Retype each line exactly. Skip images.

**Collected data**:
####

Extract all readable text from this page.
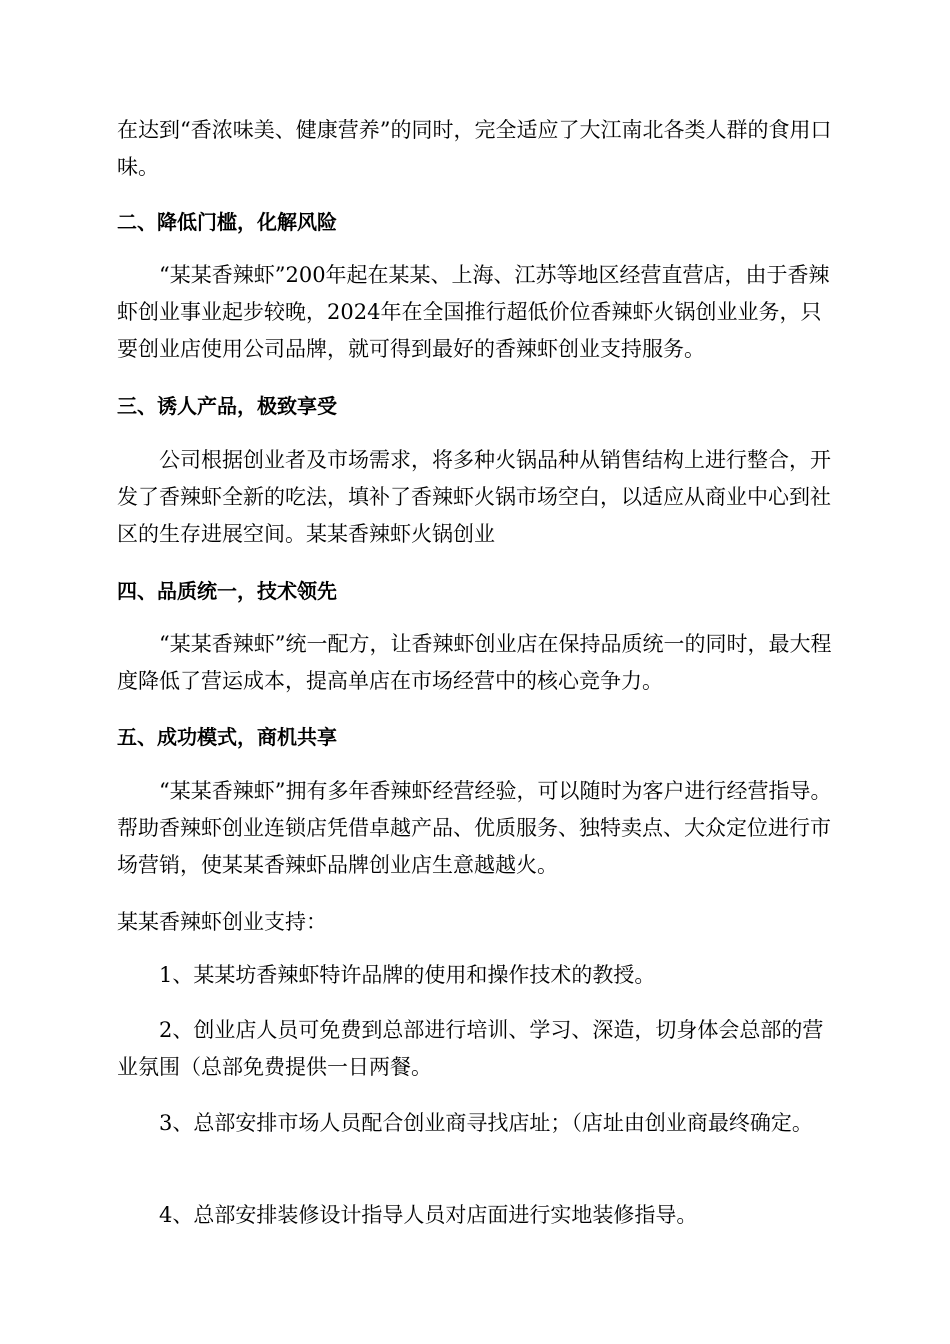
在达到“香浓味美、健康营养”的同时，完全适应了大江南北各类人群的食用口味。

二、降低门槛，化解风险

“某某香辣虾”200年起在某某、上海、江苏等地区经营直营店，由于香辣虾创业事业起步较晚，2024年在全国推行超低价位香辣虾火锅创业业务，只要创业店使用公司品牌，就可得到最好的香辣虾创业支持服务。

三、诱人产品，极致享受

公司根据创业者及市场需求，将多种火锅品种从销售结构上进行整合，开发了香辣虾全新的吃法，填补了香辣虾火锅市场空白，以适应从商业中心到社区的生存进展空间。某某香辣虾火锅创业

四、品质统一，技术领先

“某某香辣虾”统一配方，让香辣虾创业店在保持品质统一的同时，最大程度降低了营运成本，提高单店在市场经营中的核心竞争力。

五、成功模式，商机共享

“某某香辣虾”拥有多年香辣虾经营经验，可以随时为客户进行经营指导。帮助香辣虾创业连锁店凭借卓越产品、优质服务、独特卖点、大众定位进行市场营销，使某某香辣虾品牌创业店生意越越火。

某某香辣虾创业支持：

1、某某坊香辣虾特许品牌的使用和操作技术的教授。

2、创业店人员可免费到总部进行培训、学习、深造，切身体会总部的营业氛围（总部免费提供一日两餐。

3、总部安排市场人员配合创业商寻找店址；（店址由创业商最终确定。

4、总部安排装修设计指导人员对店面进行实地装修指导。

####

**COMPLETED TASK**:
Extract all readable text from this page.
在达到“香浓味美、健康营养”的同时，完全适应了大江南北各类人群的食用口味。

二、降低门槛，化解风险

“某某香辣虾”200年起在某某、上海、江苏等地区经营直营店，由于香辣虾创业事业起步较晚，2024年在全国推行超低价位香辣虾火锅创业业务，只要创业店使用公司品牌，就可得到最好的香辣虾创业支持服务。

三、诱人产品，极致享受

公司根据创业者及市场需求，将多种火锅品种从销售结构上进行整合，开发了香辣虾全新的吃法，填补了香辣虾火锅市场空白，以适应从商业中心到社区的生存进展空间。某某香辣虾火锅创业

四、品质统一，技术领先

“某某香辣虾”统一配方，让香辣虾创业店在保持品质统一的同时，最大程度降低了营运成本，提高单店在市场经营中的核心竞争力。

五、成功模式，商机共享

“某某香辣虾”拥有多年香辣虾经营经验，可以随时为客户进行经营指导。帮助香辣虾创业连锁店凭借卓越产品、优质服务、独特卖点、大众定位进行市场营销，使某某香辣虾品牌创业店生意越越火。

某某香辣虾创业支持：

1、某某坊香辣虾特许品牌的使用和操作技术的教授。

2、创业店人员可免费到总部进行培训、学习、深造，切身体会总部的营业氛围（总部免费提供一日两餐。

3、总部安排市场人员配合创业商寻找店址；（店址由创业商最终确定。

4、总部安排装修设计指导人员对店面进行实地装修指导。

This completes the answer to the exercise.